▶ [What is being asked]
Collect each line of the entries that holds the string "LATERAL".

▶ [Extracted entries]
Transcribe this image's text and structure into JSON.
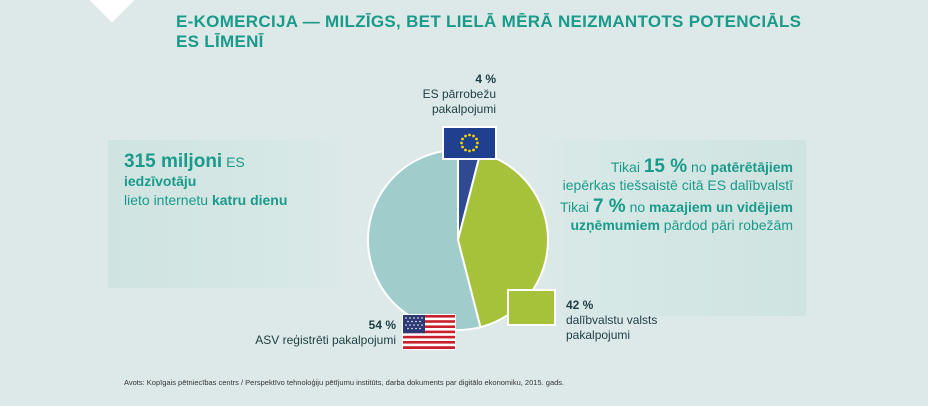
{
  "title": {
    "line1": "E-KOMERCIJA — MILZĪGS, BET LIELĀ MĒRĀ NEIZMANTOTS POTENCIĀLS",
    "line2": "ES LĪMENĪ"
  },
  "left_panel": {
    "number": "315 miljoni",
    "text1": " ES",
    "bold1": "iedzīvotāju",
    "text2": "lieto internetu ",
    "bold2": "katru dienu"
  },
  "right_panel": {
    "stat1": {
      "prefix": "Tikai ",
      "value": "15 %",
      "mid": " no ",
      "bold": "patērētājiem",
      "suffix": "iepērkas tiešsaistē citā ES dalībvalstī"
    },
    "stat2": {
      "prefix": "Tikai ",
      "value": "7 %",
      "mid": " no ",
      "bold": "mazajiem un vidējiem uzņēmumiem",
      "suffix": " pārdod pāri robežām"
    }
  },
  "chart_data": {
    "type": "pie",
    "slices": [
      {
        "label": "ES pārrobežu pakalpojumi",
        "pct_label": "4 %",
        "value": 4,
        "color": "#2f4a92",
        "flag": "eu-flag-icon"
      },
      {
        "label": "dalībvalstu valsts pakalpojumi",
        "pct_label": "42 %",
        "value": 42,
        "color": "#a6c23a",
        "flag": "none"
      },
      {
        "label": "ASV reģistrēti pakalpojumi",
        "pct_label": "54 %",
        "value": 54,
        "color": "#9fcdcb",
        "flag": "us-flag-icon"
      }
    ]
  },
  "source": "Avots: Kopīgais pētniecības centrs / Perspektīvo tehnoloģiju pētījumu institūts, darba dokuments par digitālo ekonomiku, 2015. gads.",
  "colors": {
    "accent": "#1a9a8a",
    "background": "#dde9e8"
  }
}
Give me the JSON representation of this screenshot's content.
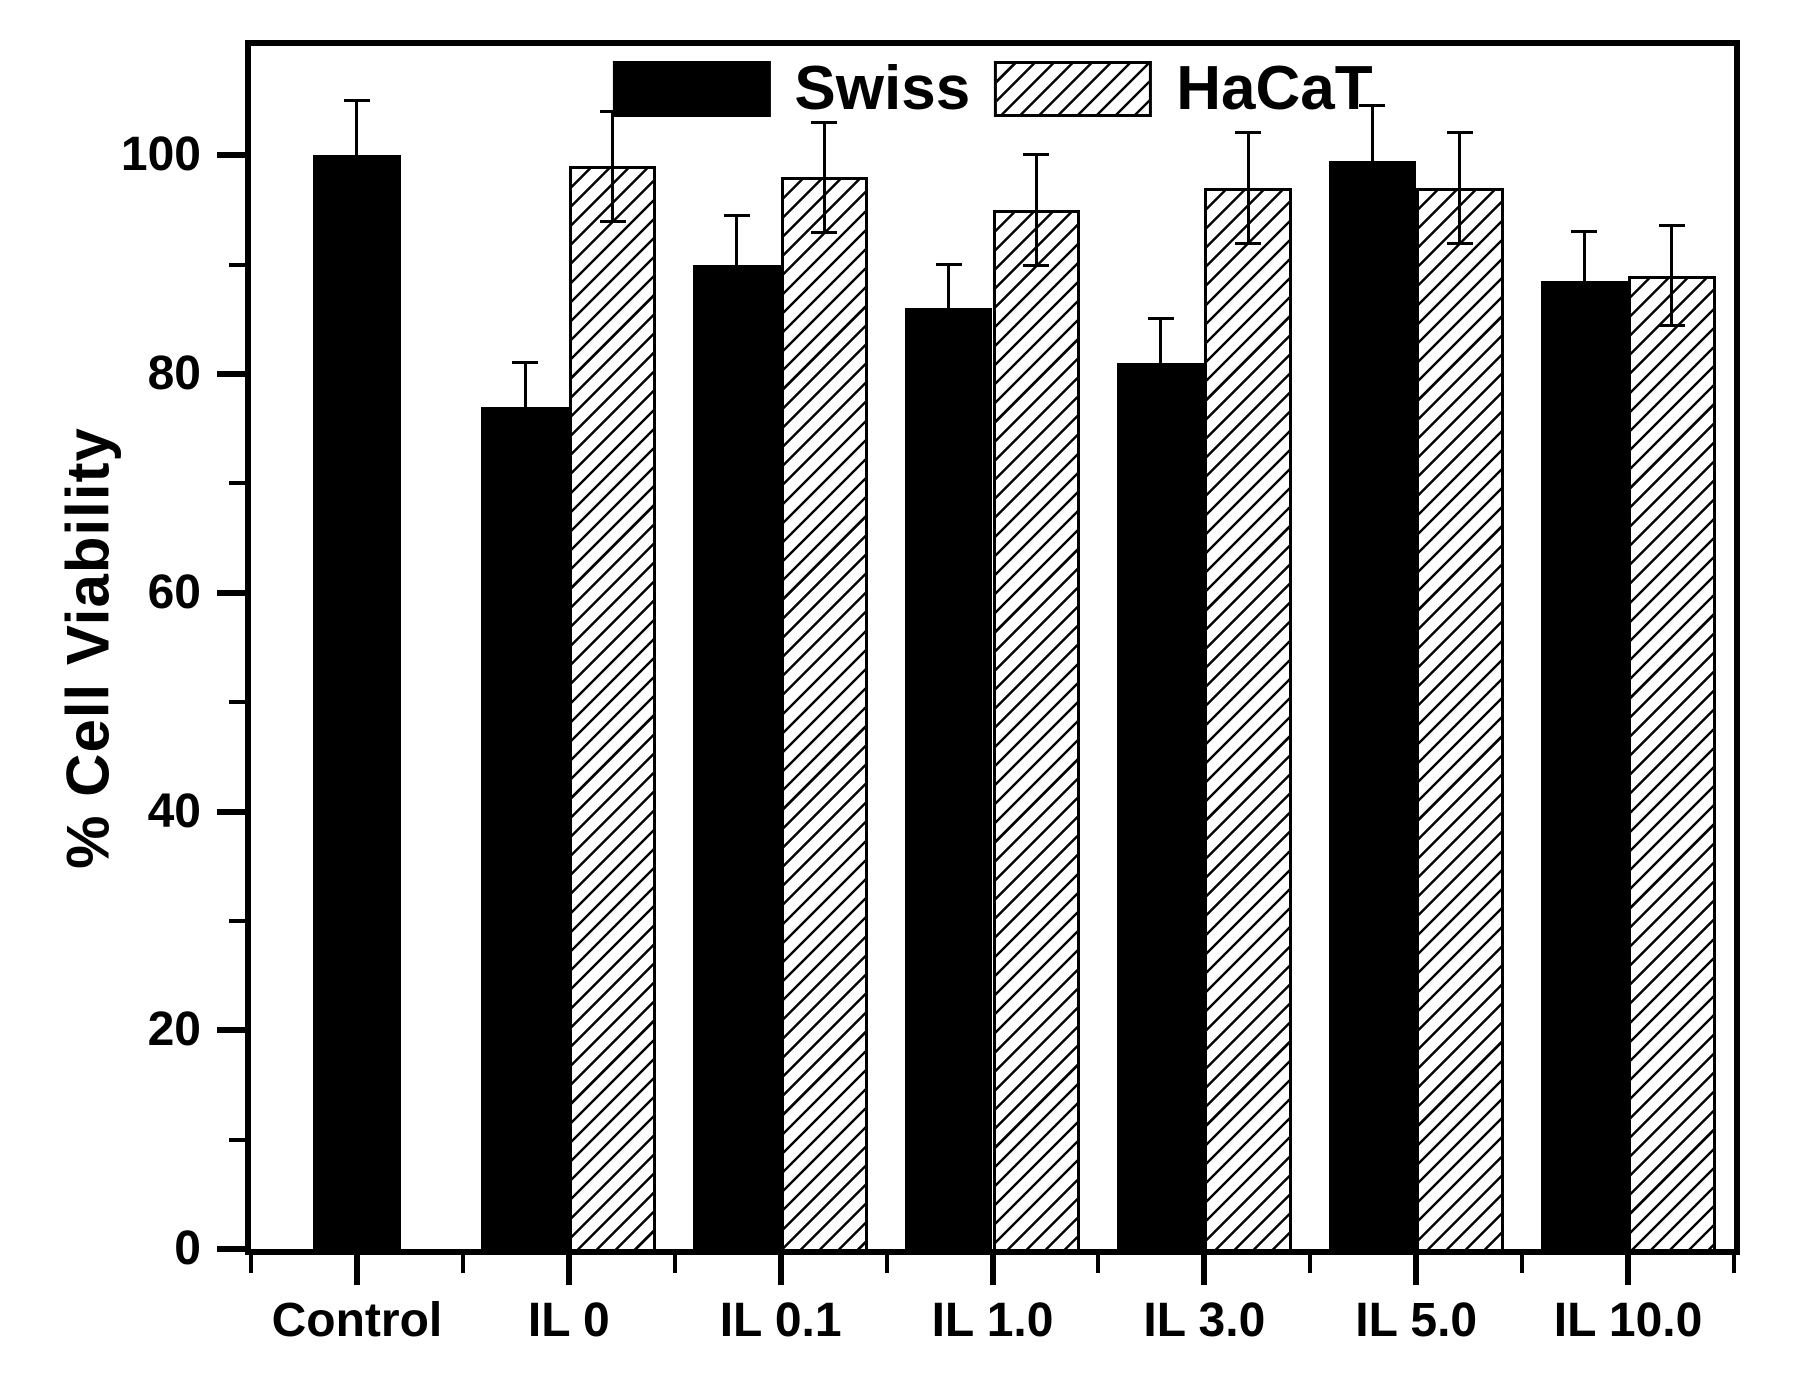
{
  "figure": {
    "background_color": "#ffffff",
    "ink_color": "#000000"
  },
  "chart_data": {
    "type": "bar",
    "title": "",
    "xlabel": "",
    "ylabel": "% Cell Viability",
    "ylim": [
      0,
      110
    ],
    "yticks_major": [
      0,
      20,
      40,
      60,
      80,
      100
    ],
    "yticks_minor": [
      10,
      30,
      50,
      70,
      90
    ],
    "grid": false,
    "legend_position": "top-center-inside",
    "error_bars": "symmetric",
    "categories": [
      "Control",
      "IL 0",
      "IL 0.1",
      "IL 1.0",
      "IL 3.0",
      "IL 5.0",
      "IL 10.0"
    ],
    "series": [
      {
        "name": "Swiss",
        "fill": "solid-black",
        "color": "#000000",
        "values": [
          100,
          77,
          90,
          86,
          81,
          99.5,
          88.5
        ],
        "errors": [
          5,
          4,
          4.5,
          4,
          4,
          5,
          4.5
        ]
      },
      {
        "name": "HaCaT",
        "fill": "diagonal-hatch",
        "color": "#000000",
        "values": [
          null,
          99,
          98,
          95,
          97,
          97,
          89
        ],
        "errors": [
          null,
          5,
          5,
          5,
          5,
          5,
          4.5
        ]
      }
    ]
  }
}
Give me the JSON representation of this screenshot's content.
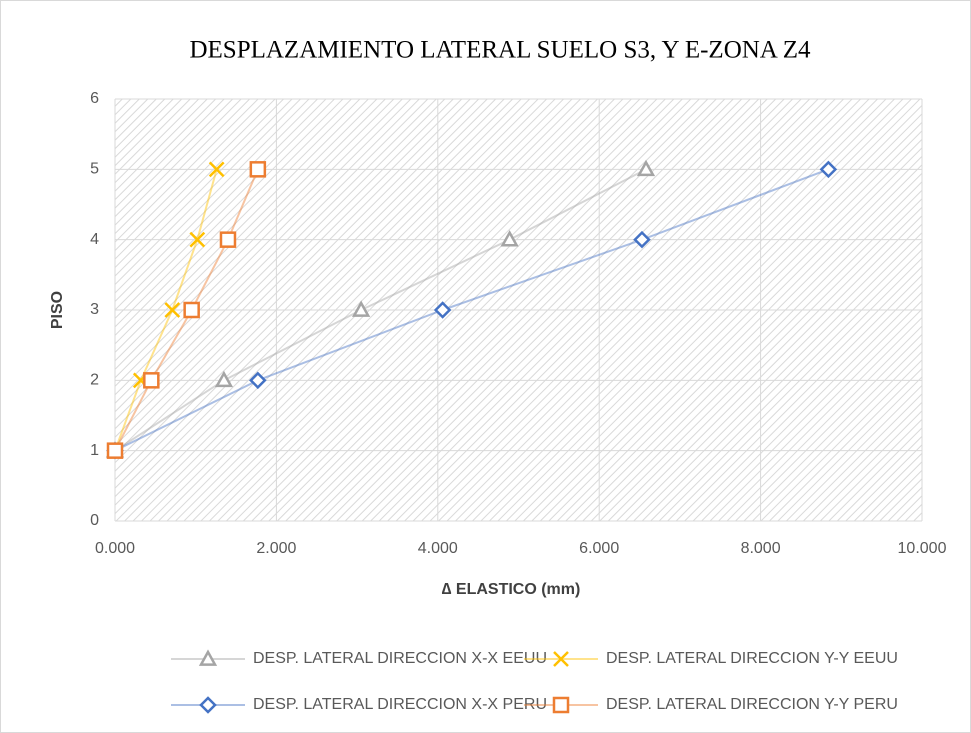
{
  "chart_data": {
    "type": "scatter",
    "title": "DESPLAZAMIENTO LATERAL SUELO S3, Y E-ZONA Z4",
    "x_label": "∆ ELASTICO (mm)",
    "y_label": "PISO",
    "xlim": [
      0,
      10
    ],
    "xticks": [
      {
        "value": 0,
        "label": "0.000"
      },
      {
        "value": 2,
        "label": "2.000"
      },
      {
        "value": 4,
        "label": "4.000"
      },
      {
        "value": 6,
        "label": "6.000"
      },
      {
        "value": 8,
        "label": "8.000"
      },
      {
        "value": 10,
        "label": "10.000"
      }
    ],
    "ylim": [
      0,
      6
    ],
    "yticks": [
      0,
      1,
      2,
      3,
      4,
      5,
      6
    ],
    "grid": true,
    "legend": "bottom",
    "series": [
      {
        "name": "DESP. LATERAL DIRECCION X-X EEUU",
        "color": "#a5a5a5",
        "marker": "triangle",
        "x": [
          0,
          1.35,
          3.05,
          4.89,
          6.58
        ],
        "values": [
          1,
          2,
          3,
          4,
          5
        ]
      },
      {
        "name": "DESP. LATERAL DIRECCION Y-Y EEUU",
        "color": "#ffc000",
        "marker": "x",
        "x": [
          0,
          0.32,
          0.71,
          1.02,
          1.26
        ],
        "values": [
          1,
          2,
          3,
          4,
          5
        ]
      },
      {
        "name": "DESP. LATERAL DIRECCION X-X PERU",
        "color": "#4472c4",
        "marker": "diamond",
        "x": [
          0,
          1.77,
          4.06,
          6.53,
          8.84
        ],
        "values": [
          1,
          2,
          3,
          4,
          5
        ]
      },
      {
        "name": "DESP. LATERAL DIRECCION Y-Y PERU",
        "color": "#ed7d31",
        "marker": "square",
        "x": [
          0,
          0.45,
          0.95,
          1.4,
          1.77
        ],
        "values": [
          1,
          2,
          3,
          4,
          5
        ]
      }
    ]
  }
}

▶ [Reply]
    "title": "DESPLAZAMIENTO LATERAL SUELO S3, Y E-ZONA Z4",
        "name": "DESP. LATERAL DIRECCION X-X EEUU",
        "name": "DESP. LATERAL DIRECCION Y-Y EEUU",
        "name": "DESP. LATERAL DIRECCION X-X PERU",
        "name": "DESP. LATERAL DIRECCION Y-Y PERU",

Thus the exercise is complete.